> [AIM] Give every line of the items below as a numbered list, leaving out any blank lines.

> [DATA SHOWN]
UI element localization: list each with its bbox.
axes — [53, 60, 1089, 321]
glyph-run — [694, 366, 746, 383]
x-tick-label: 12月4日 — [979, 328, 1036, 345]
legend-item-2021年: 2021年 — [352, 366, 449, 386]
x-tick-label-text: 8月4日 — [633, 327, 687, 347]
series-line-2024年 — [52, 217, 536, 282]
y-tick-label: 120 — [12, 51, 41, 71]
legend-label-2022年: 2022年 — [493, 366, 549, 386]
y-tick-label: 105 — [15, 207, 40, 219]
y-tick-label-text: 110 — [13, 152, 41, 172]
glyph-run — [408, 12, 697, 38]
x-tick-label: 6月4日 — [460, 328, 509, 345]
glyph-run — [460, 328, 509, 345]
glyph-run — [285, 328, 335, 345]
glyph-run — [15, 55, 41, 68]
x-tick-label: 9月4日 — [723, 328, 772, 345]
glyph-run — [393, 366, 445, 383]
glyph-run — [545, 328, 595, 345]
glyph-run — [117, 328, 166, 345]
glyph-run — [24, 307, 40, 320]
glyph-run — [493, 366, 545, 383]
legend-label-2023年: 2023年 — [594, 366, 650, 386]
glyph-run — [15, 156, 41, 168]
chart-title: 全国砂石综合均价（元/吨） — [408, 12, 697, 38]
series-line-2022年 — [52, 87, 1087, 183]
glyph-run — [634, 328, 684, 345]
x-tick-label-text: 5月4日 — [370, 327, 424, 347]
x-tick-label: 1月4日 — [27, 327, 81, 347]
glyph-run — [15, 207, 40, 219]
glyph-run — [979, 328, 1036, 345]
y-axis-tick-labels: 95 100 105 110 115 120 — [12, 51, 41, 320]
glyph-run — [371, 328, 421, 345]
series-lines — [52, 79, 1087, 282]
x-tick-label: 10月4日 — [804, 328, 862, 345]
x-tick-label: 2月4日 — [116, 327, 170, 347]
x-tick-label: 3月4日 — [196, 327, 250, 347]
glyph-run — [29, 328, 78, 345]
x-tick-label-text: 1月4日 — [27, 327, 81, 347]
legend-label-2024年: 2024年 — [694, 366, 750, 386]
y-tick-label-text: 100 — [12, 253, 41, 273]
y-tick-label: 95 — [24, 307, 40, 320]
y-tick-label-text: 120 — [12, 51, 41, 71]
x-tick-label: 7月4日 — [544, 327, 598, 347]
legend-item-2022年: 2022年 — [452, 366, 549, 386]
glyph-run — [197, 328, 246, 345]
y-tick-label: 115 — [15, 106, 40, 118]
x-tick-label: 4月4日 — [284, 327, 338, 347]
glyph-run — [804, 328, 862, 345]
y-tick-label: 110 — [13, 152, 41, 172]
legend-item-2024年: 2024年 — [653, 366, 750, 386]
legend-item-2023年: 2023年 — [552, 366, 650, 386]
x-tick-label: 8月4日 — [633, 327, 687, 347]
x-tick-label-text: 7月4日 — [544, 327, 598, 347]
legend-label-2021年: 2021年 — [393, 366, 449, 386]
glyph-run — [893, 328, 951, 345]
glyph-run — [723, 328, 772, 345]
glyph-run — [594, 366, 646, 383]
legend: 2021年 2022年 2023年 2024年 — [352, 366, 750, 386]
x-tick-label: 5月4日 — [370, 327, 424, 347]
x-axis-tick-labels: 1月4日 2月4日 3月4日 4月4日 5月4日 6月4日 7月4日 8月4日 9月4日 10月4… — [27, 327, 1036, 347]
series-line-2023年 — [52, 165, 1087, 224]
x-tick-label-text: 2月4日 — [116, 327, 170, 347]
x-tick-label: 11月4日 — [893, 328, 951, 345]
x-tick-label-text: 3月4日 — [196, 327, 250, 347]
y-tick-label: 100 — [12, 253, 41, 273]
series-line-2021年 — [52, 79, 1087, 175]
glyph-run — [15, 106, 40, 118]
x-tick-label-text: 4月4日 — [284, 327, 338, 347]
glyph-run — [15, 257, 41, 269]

> [EXERCISE RESPONSE]
1. UI element localization: list each with its bbox.
2. axes — [53, 60, 1089, 321]
3. glyph-run — [694, 366, 746, 383]
4. x-tick-label: 12月4日 — [979, 328, 1036, 345]
5. legend-item-2021年: 2021年 — [352, 366, 449, 386]
6. x-tick-label-text: 8月4日 — [633, 327, 687, 347]
7. series-line-2024年 — [52, 217, 536, 282]
8. y-tick-label: 120 — [12, 51, 41, 71]
9. legend-label-2022年: 2022年 — [493, 366, 549, 386]
10. y-tick-label: 105 — [15, 207, 40, 219]
11. y-tick-label-text: 110 — [13, 152, 41, 172]
12. glyph-run — [408, 12, 697, 38]
13. x-tick-label: 6月4日 — [460, 328, 509, 345]
14. glyph-run — [460, 328, 509, 345]
15. glyph-run — [285, 328, 335, 345]
16. glyph-run — [15, 55, 41, 68]
17. x-tick-label: 9月4日 — [723, 328, 772, 345]
18. glyph-run — [393, 366, 445, 383]
19. glyph-run — [545, 328, 595, 345]
20. glyph-run — [117, 328, 166, 345]
21. glyph-run — [24, 307, 40, 320]
22. glyph-run — [493, 366, 545, 383]
23. legend-label-2023年: 2023年 — [594, 366, 650, 386]
24. glyph-run — [15, 156, 41, 168]
25. chart-title: 全国砂石综合均价（元/吨） — [408, 12, 697, 38]
26. series-line-2022年 — [52, 87, 1087, 183]
27. glyph-run — [634, 328, 684, 345]
28. x-tick-label-text: 5月4日 — [370, 327, 424, 347]
29. x-tick-label: 1月4日 — [27, 327, 81, 347]
30. glyph-run — [15, 207, 40, 219]
31. glyph-run — [979, 328, 1036, 345]
32. y-axis-tick-labels: 95 100 105 110 115 120 — [12, 51, 41, 320]
33. glyph-run — [371, 328, 421, 345]
34. series-lines — [52, 79, 1087, 282]
35. x-tick-label: 10月4日 — [804, 328, 862, 345]
36. x-tick-label: 2月4日 — [116, 327, 170, 347]
37. x-tick-label: 3月4日 — [196, 327, 250, 347]
38. glyph-run — [29, 328, 78, 345]
39. x-tick-label-text: 1月4日 — [27, 327, 81, 347]
40. legend-label-2024年: 2024年 — [694, 366, 750, 386]
41. y-tick-label-text: 100 — [12, 253, 41, 273]
42. y-tick-label: 95 — [24, 307, 40, 320]
43. y-tick-label-text: 120 — [12, 51, 41, 71]
44. x-tick-label: 7月4日 — [544, 327, 598, 347]
45. legend-item-2022年: 2022年 — [452, 366, 549, 386]
46. glyph-run — [197, 328, 246, 345]
47. y-tick-label: 115 — [15, 106, 40, 118]
48. x-tick-label: 4月4日 — [284, 327, 338, 347]
49. glyph-run — [804, 328, 862, 345]
50. y-tick-label: 110 — [13, 152, 41, 172]
51. legend-item-2024年: 2024年 — [653, 366, 750, 386]
52. legend-item-2023年: 2023年 — [552, 366, 650, 386]
53. x-tick-label: 8月4日 — [633, 327, 687, 347]
54. x-tick-label-text: 7月4日 — [544, 327, 598, 347]
55. legend-label-2021年: 2021年 — [393, 366, 449, 386]
56. glyph-run — [893, 328, 951, 345]
57. glyph-run — [723, 328, 772, 345]
58. glyph-run — [594, 366, 646, 383]
59. legend: 2021年 2022年 2023年 2024年 — [352, 366, 750, 386]
60. x-tick-label: 5月4日 — [370, 327, 424, 347]
61. x-axis-tick-labels: 1月4日 2月4日 3月4日 4月4日 5月4日 6月4日 7月4日 8月4日 9月4日 10月4… — [27, 327, 1036, 347]
62. series-line-2023年 — [52, 165, 1087, 224]
63. x-tick-label-text: 2月4日 — [116, 327, 170, 347]
64. x-tick-label: 11月4日 — [893, 328, 951, 345]
65. x-tick-label-text: 3月4日 — [196, 327, 250, 347]
66. y-tick-label: 100 — [12, 253, 41, 273]
67. series-line-2021年 — [52, 79, 1087, 175]
68. glyph-run — [15, 106, 40, 118]
69. x-tick-label-text: 4月4日 — [284, 327, 338, 347]
70. glyph-run — [15, 257, 41, 269]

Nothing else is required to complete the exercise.